== DATASET RECORDS ==
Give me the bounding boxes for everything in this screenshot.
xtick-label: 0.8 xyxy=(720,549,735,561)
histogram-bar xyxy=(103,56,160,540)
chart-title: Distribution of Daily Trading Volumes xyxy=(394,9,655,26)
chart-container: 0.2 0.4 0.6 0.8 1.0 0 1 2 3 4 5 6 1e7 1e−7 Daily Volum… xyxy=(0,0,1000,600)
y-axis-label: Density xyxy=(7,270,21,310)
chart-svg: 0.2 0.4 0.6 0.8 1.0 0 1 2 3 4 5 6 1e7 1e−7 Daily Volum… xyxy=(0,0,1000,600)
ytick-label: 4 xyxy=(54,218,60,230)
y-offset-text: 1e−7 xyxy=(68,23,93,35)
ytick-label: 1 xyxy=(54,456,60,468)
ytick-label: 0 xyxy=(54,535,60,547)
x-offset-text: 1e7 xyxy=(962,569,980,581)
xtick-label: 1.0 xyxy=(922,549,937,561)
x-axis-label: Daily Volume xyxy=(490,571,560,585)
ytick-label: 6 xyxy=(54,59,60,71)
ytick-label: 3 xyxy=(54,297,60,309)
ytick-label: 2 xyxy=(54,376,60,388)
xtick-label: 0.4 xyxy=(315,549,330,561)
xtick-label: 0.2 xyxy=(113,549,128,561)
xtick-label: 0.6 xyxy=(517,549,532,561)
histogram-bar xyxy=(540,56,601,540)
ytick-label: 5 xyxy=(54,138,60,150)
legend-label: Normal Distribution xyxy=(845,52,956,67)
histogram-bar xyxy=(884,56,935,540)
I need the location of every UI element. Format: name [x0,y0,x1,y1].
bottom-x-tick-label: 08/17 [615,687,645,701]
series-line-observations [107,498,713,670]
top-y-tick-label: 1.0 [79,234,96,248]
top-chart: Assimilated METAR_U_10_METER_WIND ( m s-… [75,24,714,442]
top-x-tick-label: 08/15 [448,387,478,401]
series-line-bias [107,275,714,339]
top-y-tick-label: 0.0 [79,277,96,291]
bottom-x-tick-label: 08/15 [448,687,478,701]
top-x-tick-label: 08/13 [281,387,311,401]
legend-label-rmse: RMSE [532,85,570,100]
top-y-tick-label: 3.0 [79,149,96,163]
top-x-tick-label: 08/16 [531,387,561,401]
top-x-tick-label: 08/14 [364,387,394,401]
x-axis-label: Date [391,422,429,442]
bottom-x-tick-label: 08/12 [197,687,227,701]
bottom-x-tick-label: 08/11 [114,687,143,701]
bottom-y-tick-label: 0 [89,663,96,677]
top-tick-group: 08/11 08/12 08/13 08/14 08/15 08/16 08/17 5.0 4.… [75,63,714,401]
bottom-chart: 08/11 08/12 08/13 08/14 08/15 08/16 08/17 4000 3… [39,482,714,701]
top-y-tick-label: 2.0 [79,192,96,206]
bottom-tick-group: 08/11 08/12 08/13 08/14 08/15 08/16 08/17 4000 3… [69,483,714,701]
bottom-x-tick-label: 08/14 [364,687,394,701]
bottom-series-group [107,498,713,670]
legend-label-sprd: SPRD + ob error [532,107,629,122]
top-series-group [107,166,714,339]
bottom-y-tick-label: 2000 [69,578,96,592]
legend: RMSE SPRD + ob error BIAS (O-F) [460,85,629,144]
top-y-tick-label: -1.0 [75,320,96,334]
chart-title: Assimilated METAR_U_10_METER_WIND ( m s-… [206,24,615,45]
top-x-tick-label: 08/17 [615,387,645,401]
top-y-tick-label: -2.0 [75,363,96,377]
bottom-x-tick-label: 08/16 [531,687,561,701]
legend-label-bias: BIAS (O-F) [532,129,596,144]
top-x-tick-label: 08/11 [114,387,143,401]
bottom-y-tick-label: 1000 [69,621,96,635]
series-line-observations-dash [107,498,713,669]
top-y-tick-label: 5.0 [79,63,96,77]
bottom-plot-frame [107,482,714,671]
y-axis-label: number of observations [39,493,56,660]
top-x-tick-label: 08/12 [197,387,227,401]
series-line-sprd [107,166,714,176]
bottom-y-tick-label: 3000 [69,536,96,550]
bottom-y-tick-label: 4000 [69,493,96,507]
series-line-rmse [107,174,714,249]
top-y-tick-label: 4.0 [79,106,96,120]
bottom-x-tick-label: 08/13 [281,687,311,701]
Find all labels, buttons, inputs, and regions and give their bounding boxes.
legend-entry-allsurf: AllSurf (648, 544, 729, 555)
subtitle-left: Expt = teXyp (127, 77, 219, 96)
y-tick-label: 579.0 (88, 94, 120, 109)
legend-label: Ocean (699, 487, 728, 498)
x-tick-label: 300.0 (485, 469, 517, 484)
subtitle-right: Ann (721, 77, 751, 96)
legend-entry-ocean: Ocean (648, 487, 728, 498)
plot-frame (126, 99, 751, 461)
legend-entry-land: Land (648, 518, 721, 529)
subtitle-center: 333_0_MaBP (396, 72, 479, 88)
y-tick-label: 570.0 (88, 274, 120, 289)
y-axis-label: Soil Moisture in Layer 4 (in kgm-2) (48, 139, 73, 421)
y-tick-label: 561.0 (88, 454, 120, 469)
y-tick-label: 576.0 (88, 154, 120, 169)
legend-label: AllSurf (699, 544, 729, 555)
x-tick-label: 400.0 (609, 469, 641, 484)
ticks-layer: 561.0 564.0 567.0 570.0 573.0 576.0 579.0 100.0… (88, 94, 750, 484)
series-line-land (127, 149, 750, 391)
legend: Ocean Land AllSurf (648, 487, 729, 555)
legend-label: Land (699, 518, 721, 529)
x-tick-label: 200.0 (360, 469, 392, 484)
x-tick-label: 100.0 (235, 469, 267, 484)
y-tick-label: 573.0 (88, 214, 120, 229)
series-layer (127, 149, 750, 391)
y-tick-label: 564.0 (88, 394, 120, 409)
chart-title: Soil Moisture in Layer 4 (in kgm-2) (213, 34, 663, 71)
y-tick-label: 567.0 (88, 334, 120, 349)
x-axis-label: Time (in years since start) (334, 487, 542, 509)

== OBJECTIVE ==
Revise all of the data above by replacing every instance of "Soil Moisture" with "Soil Water Content". Leave everything else unchanged.

== TASK SOLUTION ==
Give me the bounding boxes for everything in this screenshot.
xtick-label: 0.8 xyxy=(720,549,735,561)
histogram-bar xyxy=(103,56,160,540)
chart-title: Distribution of Daily Trading Volumes xyxy=(394,9,655,26)
chart-container: 0.2 0.4 0.6 0.8 1.0 0 1 2 3 4 5 6 1e7 1e−7 Daily Volum… xyxy=(0,0,1000,600)
y-axis-label: Density xyxy=(7,270,21,310)
chart-svg: 0.2 0.4 0.6 0.8 1.0 0 1 2 3 4 5 6 1e7 1e−7 Daily Volum… xyxy=(0,0,1000,600)
ytick-label: 4 xyxy=(54,218,60,230)
y-offset-text: 1e−7 xyxy=(68,23,93,35)
ytick-label: 1 xyxy=(54,456,60,468)
ytick-label: 0 xyxy=(54,535,60,547)
x-offset-text: 1e7 xyxy=(962,569,980,581)
xtick-label: 1.0 xyxy=(922,549,937,561)
x-axis-label: Daily Volume xyxy=(490,571,560,585)
ytick-label: 6 xyxy=(54,59,60,71)
ytick-label: 3 xyxy=(54,297,60,309)
ytick-label: 2 xyxy=(54,376,60,388)
xtick-label: 0.4 xyxy=(315,549,330,561)
xtick-label: 0.2 xyxy=(113,549,128,561)
xtick-label: 0.6 xyxy=(517,549,532,561)
histogram-bar xyxy=(540,56,601,540)
ytick-label: 5 xyxy=(54,138,60,150)
legend-label: Normal Distribution xyxy=(845,52,956,67)
histogram-bar xyxy=(884,56,935,540)
I need the location of every UI element. Format: name [x0,y0,x1,y1].
bottom-x-tick-label: 08/17 [615,687,645,701]
series-line-observations [107,498,713,670]
top-y-tick-label: 1.0 [79,234,96,248]
top-chart: Assimilated METAR_U_10_METER_WIND ( m s-… [75,24,714,442]
top-x-tick-label: 08/15 [448,387,478,401]
series-line-bias [107,275,714,339]
top-y-tick-label: 0.0 [79,277,96,291]
bottom-x-tick-label: 08/15 [448,687,478,701]
top-x-tick-label: 08/13 [281,387,311,401]
legend-label-rmse: RMSE [532,85,570,100]
top-y-tick-label: 3.0 [79,149,96,163]
top-x-tick-label: 08/16 [531,387,561,401]
top-x-tick-label: 08/14 [364,387,394,401]
x-axis-label: Date [391,422,429,442]
bottom-x-tick-label: 08/12 [197,687,227,701]
bottom-x-tick-label: 08/11 [114,687,143,701]
bottom-y-tick-label: 0 [89,663,96,677]
top-tick-group: 08/11 08/12 08/13 08/14 08/15 08/16 08/17 5.0 4.… [75,63,714,401]
bottom-chart: 08/11 08/12 08/13 08/14 08/15 08/16 08/17 4000 3… [39,482,714,701]
top-y-tick-label: 2.0 [79,192,96,206]
bottom-tick-group: 08/11 08/12 08/13 08/14 08/15 08/16 08/17 4000 3… [69,483,714,701]
bottom-x-tick-label: 08/14 [364,687,394,701]
bottom-series-group [107,498,713,670]
legend-label-sprd: SPRD + ob error [532,107,629,122]
top-series-group [107,166,714,339]
bottom-y-tick-label: 2000 [69,578,96,592]
legend: RMSE SPRD + ob error BIAS (O-F) [460,85,629,144]
top-y-tick-label: -1.0 [75,320,96,334]
chart-title: Assimilated METAR_U_10_METER_WIND ( m s-… [206,24,615,45]
top-x-tick-label: 08/17 [615,387,645,401]
top-y-tick-label: -2.0 [75,363,96,377]
bottom-x-tick-label: 08/16 [531,687,561,701]
legend-label-bias: BIAS (O-F) [532,129,596,144]
top-x-tick-label: 08/11 [114,387,143,401]
bottom-y-tick-label: 1000 [69,621,96,635]
series-line-observations-dash [107,498,713,669]
top-y-tick-label: 5.0 [79,63,96,77]
bottom-plot-frame [107,482,714,671]
y-axis-label: number of observations [39,493,56,660]
top-x-tick-label: 08/12 [197,387,227,401]
series-line-sprd [107,166,714,176]
bottom-y-tick-label: 3000 [69,536,96,550]
bottom-y-tick-label: 4000 [69,493,96,507]
series-line-rmse [107,174,714,249]
top-y-tick-label: 4.0 [79,106,96,120]
bottom-x-tick-label: 08/13 [281,687,311,701]
Find all labels, buttons, inputs, and regions and give their bounding boxes.
legend-entry-allsurf: AllSurf (648, 544, 729, 555)
subtitle-left: Expt = teXyp (127, 77, 219, 96)
y-tick-label: 579.0 (88, 94, 120, 109)
legend-label: Ocean (699, 487, 728, 498)
x-tick-label: 300.0 (485, 469, 517, 484)
subtitle-right: Ann (721, 77, 751, 96)
legend-entry-ocean: Ocean (648, 487, 728, 498)
plot-frame (126, 99, 751, 461)
legend-entry-land: Land (648, 518, 721, 529)
subtitle-center: 333_0_MaBP (396, 72, 479, 88)
y-tick-label: 570.0 (88, 274, 120, 289)
y-axis-label: Soil Water Content in Layer 4 (in kgm-2) (48, 139, 73, 421)
y-tick-label: 561.0 (88, 454, 120, 469)
y-tick-label: 576.0 (88, 154, 120, 169)
legend-label: AllSurf (699, 544, 729, 555)
x-tick-label: 400.0 (609, 469, 641, 484)
ticks-layer: 561.0 564.0 567.0 570.0 573.0 576.0 579.0 100.0… (88, 94, 750, 484)
series-line-land (127, 149, 750, 391)
legend: Ocean Land AllSurf (648, 487, 729, 555)
legend-label: Land (699, 518, 721, 529)
x-tick-label: 200.0 (360, 469, 392, 484)
x-tick-label: 100.0 (235, 469, 267, 484)
y-tick-label: 573.0 (88, 214, 120, 229)
series-layer (127, 149, 750, 391)
y-tick-label: 564.0 (88, 394, 120, 409)
chart-title: Soil Water Content in Layer 4 (in kgm-2) (213, 34, 663, 71)
y-tick-label: 567.0 (88, 334, 120, 349)
x-axis-label: Time (in years since start) (334, 487, 542, 509)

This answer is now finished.